Short task:
Continue the worked solution for the inflection points of f(x) = x + sin²x, starting right after its last sentence.

Passage given:
****************

Points of inflection are points on the graph at which the concavity changes.
For this function, the concavity changes exactly where the sign of the second derivative changes.
#f(x)=x+sin^2x#
#f'(x) = 1+2sinxcosx = 1+sin(2x)#
#f''(x) = 2cos(2x)#.
To investigate the sign of the second derivative, find the points at which the sign might change. (In general these are zeros and discontinuities, but this #f''# has no discontinuities.)
#2cos(2x) = 0#
#2x = pi/2 + pik# #" "# (#k# an integer.)
#x = pi/4 + pi/2k = pi/4+(2pi)/4k# #" "# (#k# an integer.)
To find values of #x# in #[0,2pi]#, substitute values of #k# until we get #x#'s outside the interval. (There are other methods, but this is the one I am choosing here.)

****************

Record extracts:
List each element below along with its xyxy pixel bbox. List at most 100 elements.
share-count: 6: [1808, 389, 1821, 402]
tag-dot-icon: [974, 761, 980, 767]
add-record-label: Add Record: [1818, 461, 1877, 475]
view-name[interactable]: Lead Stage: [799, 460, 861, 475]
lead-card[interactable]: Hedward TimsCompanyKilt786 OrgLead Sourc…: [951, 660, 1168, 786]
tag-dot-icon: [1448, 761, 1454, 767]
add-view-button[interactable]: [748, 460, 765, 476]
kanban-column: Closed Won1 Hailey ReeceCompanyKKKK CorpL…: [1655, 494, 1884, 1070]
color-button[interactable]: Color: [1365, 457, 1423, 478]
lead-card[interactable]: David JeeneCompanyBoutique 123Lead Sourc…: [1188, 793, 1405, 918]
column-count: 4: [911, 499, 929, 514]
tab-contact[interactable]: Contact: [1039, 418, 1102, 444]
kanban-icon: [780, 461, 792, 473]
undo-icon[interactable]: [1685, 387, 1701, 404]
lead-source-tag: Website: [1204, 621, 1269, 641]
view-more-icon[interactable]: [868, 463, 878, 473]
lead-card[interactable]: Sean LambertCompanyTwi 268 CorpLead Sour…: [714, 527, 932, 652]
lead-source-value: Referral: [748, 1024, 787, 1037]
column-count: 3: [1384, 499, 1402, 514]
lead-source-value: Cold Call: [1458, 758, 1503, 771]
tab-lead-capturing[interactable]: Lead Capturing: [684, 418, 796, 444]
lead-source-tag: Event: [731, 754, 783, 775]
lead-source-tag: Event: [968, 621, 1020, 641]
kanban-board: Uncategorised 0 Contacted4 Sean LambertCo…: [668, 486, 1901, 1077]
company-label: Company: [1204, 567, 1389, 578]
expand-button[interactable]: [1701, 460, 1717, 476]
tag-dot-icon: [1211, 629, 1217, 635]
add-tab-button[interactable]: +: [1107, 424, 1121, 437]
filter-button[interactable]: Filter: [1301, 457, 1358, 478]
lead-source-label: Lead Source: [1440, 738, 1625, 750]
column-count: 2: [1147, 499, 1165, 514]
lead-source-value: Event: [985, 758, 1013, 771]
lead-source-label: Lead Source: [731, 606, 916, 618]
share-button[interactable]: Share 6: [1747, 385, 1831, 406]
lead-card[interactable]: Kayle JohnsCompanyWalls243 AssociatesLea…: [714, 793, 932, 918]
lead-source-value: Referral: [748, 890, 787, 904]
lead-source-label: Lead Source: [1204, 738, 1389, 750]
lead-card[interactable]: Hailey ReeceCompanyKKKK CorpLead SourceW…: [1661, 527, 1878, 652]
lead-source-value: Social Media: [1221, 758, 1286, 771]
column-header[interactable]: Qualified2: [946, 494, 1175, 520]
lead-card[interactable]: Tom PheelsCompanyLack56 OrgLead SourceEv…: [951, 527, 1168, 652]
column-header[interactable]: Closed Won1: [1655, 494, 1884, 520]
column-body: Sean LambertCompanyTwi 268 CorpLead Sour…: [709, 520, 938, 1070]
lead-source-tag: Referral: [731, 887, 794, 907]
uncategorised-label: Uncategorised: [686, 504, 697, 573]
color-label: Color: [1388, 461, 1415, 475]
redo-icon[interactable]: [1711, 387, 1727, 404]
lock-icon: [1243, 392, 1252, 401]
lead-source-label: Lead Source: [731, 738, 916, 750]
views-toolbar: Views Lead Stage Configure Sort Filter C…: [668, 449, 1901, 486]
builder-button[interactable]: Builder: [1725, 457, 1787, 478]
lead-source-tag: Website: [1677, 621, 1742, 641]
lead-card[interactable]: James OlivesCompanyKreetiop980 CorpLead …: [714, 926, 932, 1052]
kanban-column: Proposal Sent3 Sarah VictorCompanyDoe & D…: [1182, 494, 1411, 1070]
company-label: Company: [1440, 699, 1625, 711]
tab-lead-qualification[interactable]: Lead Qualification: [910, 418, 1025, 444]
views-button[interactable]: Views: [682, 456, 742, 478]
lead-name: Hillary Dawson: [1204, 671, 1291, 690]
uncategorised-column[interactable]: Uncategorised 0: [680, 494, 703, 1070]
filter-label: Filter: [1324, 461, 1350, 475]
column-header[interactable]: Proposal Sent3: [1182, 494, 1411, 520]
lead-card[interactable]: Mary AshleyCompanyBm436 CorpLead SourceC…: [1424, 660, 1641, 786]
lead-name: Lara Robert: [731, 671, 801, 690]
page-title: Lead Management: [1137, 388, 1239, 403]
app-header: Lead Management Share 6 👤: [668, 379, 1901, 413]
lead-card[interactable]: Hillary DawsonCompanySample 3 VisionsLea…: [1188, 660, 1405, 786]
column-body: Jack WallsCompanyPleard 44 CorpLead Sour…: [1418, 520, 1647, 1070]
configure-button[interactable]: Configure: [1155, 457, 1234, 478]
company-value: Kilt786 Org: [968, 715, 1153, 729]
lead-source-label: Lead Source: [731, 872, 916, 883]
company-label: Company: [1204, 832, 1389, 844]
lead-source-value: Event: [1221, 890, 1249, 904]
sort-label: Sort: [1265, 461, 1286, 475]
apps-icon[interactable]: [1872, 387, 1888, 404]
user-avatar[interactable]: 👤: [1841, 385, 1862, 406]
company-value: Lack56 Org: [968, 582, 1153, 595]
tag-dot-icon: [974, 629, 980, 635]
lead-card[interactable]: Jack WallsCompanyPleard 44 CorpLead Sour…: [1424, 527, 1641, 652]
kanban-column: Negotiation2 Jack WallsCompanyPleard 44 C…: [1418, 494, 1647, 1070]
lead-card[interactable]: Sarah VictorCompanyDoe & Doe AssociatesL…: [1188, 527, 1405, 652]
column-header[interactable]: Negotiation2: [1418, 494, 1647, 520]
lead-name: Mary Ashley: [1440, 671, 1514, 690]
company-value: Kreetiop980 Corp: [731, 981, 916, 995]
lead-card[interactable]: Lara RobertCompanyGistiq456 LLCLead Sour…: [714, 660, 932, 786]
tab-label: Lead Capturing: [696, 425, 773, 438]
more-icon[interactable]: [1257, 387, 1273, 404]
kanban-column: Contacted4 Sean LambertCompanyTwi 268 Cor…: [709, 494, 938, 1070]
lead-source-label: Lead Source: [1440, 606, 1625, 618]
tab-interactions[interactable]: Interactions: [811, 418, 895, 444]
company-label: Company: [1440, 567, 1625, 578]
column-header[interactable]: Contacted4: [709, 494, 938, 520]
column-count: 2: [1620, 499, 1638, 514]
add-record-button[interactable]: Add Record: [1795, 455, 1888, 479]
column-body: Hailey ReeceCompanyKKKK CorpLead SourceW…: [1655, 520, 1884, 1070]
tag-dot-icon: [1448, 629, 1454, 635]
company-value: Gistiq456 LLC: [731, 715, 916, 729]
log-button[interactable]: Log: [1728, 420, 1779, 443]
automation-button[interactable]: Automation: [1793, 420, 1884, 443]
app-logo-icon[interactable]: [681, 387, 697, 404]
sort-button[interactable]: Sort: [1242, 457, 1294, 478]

****************

Response to this exercise:
#{:(k,"|",-1,0,1,2,3,4),(x,"|",-pi/4 <0,pi/4,(3pi)/4,(5pi)/4,(7pi)/4,(9pi)/4 > 2pi):}#
Checking the sign of #f''(x) = 2cos(2x)#.on the intervals defined by these endpoints we see that the sign does indeed change at each opportunity.
#{: (bb "Interval", bb"Sign of "f',bb" Concavity"),
([0,pi/4)," " -" ", " "" Down"),
((pi/4, (3pi)/4), " " +, " " " Up"),
(((3pi)/4 ,(5pi)/4), " " -, " "" Down"),
(((5pi)/4 ,(7pi)/4), " " +, " "" Up"),
(((7pi)/4 ,2pi), " " -, " "" Down")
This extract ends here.